Start INPUT MATERIAL

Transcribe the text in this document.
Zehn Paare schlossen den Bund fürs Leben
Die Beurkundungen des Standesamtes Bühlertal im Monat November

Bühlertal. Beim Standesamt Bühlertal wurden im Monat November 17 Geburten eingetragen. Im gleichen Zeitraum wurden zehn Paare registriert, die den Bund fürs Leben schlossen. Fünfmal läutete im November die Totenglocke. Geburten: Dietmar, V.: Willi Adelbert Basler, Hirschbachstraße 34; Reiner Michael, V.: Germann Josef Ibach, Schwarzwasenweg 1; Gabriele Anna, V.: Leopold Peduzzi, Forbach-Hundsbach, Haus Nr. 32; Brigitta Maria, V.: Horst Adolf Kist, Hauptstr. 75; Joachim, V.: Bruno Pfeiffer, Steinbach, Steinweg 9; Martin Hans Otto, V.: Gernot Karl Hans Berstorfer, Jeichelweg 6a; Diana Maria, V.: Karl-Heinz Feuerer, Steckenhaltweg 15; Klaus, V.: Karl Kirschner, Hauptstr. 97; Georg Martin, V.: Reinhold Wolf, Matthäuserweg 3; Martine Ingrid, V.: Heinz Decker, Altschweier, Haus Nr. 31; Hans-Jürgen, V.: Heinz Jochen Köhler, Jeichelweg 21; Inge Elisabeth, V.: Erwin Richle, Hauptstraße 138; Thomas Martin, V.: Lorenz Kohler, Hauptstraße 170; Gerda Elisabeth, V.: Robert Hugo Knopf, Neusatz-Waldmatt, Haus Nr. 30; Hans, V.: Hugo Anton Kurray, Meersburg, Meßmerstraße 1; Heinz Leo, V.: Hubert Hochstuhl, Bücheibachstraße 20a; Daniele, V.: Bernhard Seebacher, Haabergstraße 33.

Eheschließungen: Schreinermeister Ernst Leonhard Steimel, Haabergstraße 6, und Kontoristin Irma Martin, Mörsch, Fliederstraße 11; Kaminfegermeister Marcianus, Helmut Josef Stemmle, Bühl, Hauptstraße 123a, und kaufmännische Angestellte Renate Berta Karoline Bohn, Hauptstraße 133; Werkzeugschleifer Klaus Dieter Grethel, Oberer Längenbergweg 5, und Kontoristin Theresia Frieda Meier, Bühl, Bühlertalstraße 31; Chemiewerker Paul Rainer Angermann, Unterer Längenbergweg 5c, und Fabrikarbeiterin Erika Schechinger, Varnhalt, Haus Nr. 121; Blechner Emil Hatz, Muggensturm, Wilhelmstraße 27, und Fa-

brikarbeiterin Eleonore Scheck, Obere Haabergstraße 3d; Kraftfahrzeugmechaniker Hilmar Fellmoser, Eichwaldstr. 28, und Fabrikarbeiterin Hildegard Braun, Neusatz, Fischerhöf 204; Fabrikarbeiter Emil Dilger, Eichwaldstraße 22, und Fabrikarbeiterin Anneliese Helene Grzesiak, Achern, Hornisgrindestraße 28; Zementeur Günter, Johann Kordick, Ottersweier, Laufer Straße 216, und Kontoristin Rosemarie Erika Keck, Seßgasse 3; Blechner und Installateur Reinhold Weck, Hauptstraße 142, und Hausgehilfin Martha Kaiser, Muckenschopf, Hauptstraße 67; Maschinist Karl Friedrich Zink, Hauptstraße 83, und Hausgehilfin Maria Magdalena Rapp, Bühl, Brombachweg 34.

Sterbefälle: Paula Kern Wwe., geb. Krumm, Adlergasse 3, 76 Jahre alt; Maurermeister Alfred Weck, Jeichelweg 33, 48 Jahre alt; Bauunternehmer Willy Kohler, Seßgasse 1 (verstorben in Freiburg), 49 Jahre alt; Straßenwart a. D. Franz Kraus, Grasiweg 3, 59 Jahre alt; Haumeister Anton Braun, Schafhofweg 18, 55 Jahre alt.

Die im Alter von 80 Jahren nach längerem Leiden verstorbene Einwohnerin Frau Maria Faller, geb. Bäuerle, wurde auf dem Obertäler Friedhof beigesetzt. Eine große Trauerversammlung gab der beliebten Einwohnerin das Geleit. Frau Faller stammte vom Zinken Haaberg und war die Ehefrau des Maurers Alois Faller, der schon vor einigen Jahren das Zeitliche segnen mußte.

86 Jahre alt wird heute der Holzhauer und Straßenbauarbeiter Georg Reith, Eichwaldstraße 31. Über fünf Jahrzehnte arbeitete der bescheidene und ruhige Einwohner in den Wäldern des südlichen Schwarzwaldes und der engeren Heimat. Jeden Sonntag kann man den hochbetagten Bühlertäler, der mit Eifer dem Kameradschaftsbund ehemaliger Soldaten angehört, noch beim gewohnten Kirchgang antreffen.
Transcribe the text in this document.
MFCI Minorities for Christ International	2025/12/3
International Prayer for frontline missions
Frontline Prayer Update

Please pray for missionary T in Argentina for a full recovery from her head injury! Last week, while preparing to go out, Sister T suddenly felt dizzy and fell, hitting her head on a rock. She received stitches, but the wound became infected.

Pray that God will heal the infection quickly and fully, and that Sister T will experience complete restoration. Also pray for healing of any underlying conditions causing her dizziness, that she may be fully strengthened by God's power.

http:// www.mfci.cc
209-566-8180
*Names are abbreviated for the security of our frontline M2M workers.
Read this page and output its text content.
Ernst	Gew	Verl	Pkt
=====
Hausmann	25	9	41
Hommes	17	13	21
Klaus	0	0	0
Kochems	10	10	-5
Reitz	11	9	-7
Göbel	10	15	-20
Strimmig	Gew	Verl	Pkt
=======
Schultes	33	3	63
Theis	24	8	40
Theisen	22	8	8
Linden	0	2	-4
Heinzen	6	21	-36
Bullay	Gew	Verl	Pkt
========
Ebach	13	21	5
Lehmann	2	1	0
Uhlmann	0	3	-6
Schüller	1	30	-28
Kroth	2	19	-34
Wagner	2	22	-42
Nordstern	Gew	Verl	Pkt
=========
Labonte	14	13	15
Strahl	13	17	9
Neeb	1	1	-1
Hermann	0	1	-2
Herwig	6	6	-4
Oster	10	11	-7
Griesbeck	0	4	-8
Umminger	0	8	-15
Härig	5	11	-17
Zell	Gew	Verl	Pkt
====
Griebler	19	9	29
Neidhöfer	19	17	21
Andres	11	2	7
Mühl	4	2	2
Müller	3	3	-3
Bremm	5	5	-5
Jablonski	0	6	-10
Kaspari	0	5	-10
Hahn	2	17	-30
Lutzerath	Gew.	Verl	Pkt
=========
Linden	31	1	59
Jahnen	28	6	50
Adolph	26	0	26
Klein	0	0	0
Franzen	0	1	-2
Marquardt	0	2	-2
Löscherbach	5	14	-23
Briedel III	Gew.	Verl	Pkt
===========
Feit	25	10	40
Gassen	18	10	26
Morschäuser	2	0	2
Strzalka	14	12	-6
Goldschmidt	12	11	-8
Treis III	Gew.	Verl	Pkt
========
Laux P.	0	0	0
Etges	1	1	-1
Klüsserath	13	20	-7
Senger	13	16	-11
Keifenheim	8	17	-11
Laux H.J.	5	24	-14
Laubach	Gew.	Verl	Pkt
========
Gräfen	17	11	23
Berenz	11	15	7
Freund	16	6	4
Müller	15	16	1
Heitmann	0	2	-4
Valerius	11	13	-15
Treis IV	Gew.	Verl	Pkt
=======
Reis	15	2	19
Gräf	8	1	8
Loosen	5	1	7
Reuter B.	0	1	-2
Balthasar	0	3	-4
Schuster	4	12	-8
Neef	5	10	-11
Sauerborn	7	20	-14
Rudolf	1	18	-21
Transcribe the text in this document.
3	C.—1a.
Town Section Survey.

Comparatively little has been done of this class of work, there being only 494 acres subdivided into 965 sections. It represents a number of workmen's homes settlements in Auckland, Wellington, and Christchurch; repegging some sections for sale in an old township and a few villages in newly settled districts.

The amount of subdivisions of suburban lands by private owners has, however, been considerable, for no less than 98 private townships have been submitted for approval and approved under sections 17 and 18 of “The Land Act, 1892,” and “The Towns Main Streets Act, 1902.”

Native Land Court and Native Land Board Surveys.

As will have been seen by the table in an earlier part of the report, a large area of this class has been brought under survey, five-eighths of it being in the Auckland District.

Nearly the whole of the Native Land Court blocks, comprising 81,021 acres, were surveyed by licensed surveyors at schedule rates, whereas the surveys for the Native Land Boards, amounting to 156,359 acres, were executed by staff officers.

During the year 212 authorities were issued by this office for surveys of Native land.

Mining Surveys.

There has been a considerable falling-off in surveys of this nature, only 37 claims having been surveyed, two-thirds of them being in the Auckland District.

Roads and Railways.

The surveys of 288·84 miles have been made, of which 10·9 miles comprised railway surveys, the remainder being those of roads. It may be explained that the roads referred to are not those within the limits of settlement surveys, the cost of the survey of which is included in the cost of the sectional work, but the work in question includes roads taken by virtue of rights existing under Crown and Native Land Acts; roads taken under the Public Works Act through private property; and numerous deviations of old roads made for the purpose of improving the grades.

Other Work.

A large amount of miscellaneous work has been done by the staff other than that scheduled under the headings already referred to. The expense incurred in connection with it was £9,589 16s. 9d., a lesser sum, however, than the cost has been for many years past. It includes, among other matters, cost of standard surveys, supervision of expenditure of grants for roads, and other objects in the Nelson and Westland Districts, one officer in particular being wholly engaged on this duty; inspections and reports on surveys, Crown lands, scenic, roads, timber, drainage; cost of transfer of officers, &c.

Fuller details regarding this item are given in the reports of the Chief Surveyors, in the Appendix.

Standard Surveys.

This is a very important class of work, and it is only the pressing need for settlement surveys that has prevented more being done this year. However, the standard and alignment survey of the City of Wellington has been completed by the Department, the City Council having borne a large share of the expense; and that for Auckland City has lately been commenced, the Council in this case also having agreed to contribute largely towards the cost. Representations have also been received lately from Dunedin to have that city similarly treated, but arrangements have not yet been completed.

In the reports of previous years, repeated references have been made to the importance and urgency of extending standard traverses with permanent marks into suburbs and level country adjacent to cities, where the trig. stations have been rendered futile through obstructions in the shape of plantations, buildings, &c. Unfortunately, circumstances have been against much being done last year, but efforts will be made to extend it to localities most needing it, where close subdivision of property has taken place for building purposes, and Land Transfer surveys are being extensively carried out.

End INPUT MATERIAL

■ **AIM OF THE EXERCISE**:
Track down every line with the word "having" and copy it.

■ **TASK OUTPUT**:
There has been a considerable falling-off in surveys of this nature, only 37 claims having been surveyed, two-thirds of them being in the Auckland District.
This is a very important class of work, and it is only the pressing need for settlement surveys that has prevented more being done this year. However, the standard and alignment survey of the City of Wellington has been completed by the Department, the City Council having borne a large share of the expense; and that for Auckland City has lately been commenced, the Council in this case also having agreed to contribute largely towards the cost. Representations have also been received lately from Dunedin to have that city similarly treated, but arrangements have not yet been completed.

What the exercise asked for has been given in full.